■ GIVEN ENTRIES ■
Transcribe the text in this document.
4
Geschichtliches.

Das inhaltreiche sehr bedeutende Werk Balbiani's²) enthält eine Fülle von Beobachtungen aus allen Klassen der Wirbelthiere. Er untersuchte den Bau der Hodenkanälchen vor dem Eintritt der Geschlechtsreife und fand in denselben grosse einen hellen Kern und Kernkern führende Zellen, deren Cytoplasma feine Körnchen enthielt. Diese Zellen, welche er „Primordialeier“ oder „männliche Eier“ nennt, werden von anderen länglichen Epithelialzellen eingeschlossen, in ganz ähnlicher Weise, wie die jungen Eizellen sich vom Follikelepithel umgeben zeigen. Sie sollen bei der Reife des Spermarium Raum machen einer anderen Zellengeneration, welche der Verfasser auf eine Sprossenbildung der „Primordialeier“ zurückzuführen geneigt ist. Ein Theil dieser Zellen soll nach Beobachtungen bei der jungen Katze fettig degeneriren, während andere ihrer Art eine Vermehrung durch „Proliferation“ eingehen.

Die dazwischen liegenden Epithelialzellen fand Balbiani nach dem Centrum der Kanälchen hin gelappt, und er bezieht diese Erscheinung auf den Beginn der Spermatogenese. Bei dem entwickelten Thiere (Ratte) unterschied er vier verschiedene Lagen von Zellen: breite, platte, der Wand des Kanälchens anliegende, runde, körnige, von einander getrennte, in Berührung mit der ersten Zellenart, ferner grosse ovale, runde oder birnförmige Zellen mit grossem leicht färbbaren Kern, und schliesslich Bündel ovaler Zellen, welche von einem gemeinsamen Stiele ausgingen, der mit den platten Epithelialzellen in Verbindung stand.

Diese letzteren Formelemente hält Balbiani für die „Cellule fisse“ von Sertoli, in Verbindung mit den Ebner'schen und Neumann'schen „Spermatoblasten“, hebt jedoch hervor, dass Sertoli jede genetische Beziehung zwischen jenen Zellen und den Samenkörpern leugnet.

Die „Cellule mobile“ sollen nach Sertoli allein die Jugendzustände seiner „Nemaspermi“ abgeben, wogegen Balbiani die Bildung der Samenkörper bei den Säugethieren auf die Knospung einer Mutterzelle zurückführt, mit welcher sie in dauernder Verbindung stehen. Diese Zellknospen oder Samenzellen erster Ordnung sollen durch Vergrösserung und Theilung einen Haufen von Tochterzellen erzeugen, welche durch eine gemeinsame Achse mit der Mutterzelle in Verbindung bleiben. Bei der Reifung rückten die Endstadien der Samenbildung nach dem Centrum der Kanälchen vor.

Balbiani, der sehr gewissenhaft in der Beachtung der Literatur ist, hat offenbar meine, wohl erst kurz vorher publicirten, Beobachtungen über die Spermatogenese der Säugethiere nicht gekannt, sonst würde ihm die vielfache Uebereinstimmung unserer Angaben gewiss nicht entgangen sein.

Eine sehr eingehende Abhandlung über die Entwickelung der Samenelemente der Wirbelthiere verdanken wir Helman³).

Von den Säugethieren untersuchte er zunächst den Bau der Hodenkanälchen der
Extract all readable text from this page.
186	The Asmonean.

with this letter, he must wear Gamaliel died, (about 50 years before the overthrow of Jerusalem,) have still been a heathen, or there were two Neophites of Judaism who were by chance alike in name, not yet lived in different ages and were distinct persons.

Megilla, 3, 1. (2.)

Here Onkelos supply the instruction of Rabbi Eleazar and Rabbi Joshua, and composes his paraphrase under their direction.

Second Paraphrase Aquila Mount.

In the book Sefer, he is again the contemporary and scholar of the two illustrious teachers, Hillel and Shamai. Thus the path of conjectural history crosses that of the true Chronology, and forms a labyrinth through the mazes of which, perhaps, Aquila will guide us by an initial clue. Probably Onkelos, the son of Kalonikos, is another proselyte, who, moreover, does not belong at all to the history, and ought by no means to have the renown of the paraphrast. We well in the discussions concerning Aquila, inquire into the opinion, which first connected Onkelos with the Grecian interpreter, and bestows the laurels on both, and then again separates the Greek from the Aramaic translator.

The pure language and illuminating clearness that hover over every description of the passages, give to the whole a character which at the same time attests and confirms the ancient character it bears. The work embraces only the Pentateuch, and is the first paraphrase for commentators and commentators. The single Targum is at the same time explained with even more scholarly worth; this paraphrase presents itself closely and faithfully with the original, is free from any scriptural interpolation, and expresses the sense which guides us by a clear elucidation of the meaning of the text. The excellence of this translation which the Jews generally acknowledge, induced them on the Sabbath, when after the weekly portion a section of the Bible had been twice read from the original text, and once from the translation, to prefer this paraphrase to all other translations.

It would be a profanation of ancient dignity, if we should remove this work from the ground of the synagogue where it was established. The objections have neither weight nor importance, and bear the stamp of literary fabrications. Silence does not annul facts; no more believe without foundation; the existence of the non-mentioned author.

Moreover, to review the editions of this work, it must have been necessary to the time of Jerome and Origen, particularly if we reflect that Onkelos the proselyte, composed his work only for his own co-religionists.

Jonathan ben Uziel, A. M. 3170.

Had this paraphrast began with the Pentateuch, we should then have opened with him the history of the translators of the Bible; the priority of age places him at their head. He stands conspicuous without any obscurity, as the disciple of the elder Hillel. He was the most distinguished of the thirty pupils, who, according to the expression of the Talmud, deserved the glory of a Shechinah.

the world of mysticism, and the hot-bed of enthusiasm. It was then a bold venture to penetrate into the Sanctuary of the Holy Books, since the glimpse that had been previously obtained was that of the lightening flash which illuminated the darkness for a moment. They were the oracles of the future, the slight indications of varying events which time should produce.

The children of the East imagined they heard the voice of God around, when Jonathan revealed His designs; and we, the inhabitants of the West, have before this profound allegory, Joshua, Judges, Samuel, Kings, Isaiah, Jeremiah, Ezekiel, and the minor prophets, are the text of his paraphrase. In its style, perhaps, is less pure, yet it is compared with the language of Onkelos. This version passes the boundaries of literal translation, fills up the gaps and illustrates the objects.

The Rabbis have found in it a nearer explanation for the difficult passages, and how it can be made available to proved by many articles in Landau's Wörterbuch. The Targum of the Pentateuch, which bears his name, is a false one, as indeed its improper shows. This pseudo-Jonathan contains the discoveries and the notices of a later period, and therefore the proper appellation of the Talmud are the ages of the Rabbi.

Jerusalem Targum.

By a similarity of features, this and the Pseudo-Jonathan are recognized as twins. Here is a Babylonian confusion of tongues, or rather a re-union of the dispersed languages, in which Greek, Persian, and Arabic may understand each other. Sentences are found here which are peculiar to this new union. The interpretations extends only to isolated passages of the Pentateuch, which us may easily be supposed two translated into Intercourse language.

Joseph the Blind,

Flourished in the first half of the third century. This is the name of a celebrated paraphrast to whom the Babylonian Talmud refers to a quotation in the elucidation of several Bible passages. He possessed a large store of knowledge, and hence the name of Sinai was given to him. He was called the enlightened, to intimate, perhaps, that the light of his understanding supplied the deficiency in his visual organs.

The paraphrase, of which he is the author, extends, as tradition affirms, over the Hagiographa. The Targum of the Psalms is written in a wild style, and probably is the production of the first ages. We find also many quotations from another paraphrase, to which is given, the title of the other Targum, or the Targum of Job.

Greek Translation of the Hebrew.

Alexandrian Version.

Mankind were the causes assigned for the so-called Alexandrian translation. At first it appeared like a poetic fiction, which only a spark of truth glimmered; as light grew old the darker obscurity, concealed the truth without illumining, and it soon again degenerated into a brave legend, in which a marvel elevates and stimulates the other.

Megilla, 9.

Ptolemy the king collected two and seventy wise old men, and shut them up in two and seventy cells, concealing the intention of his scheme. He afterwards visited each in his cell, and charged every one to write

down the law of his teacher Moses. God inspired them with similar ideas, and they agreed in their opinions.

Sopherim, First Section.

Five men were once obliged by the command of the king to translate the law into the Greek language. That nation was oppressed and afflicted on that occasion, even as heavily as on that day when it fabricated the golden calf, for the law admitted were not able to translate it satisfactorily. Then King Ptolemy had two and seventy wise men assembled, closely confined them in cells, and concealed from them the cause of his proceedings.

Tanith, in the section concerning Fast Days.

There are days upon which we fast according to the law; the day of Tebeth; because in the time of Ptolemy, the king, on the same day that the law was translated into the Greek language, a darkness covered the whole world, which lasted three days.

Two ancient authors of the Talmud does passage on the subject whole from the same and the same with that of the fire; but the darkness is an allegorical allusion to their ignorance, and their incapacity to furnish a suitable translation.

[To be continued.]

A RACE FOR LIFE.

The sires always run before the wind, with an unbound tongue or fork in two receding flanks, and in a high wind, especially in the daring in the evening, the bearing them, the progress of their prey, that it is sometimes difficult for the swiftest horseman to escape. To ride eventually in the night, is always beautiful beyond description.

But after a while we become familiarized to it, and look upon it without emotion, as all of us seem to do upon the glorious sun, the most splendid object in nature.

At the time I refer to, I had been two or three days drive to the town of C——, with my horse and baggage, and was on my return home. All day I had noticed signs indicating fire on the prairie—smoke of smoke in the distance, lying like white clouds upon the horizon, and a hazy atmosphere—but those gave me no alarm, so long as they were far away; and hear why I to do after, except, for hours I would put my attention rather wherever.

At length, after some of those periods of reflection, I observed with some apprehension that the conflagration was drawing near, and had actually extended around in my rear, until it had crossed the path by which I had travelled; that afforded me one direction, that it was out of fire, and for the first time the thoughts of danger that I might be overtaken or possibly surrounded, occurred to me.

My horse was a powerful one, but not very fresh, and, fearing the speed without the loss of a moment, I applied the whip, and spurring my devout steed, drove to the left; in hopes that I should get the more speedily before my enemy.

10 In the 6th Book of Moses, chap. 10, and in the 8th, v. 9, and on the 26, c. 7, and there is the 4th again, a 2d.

■ EXERCISE BRIEF ■
Check each line of the entries for "Moses" and copy those that have it.

■ OUTPUT FOR THIS TASK ■
down the law of his teacher Moses. God inspired them with similar ideas, and they agreed in their opinions.
10 In the 6th Book of Moses, chap. 10, and in the 8th, v. 9, and on the 26, c. 7, and there is the 4th again, a 2d.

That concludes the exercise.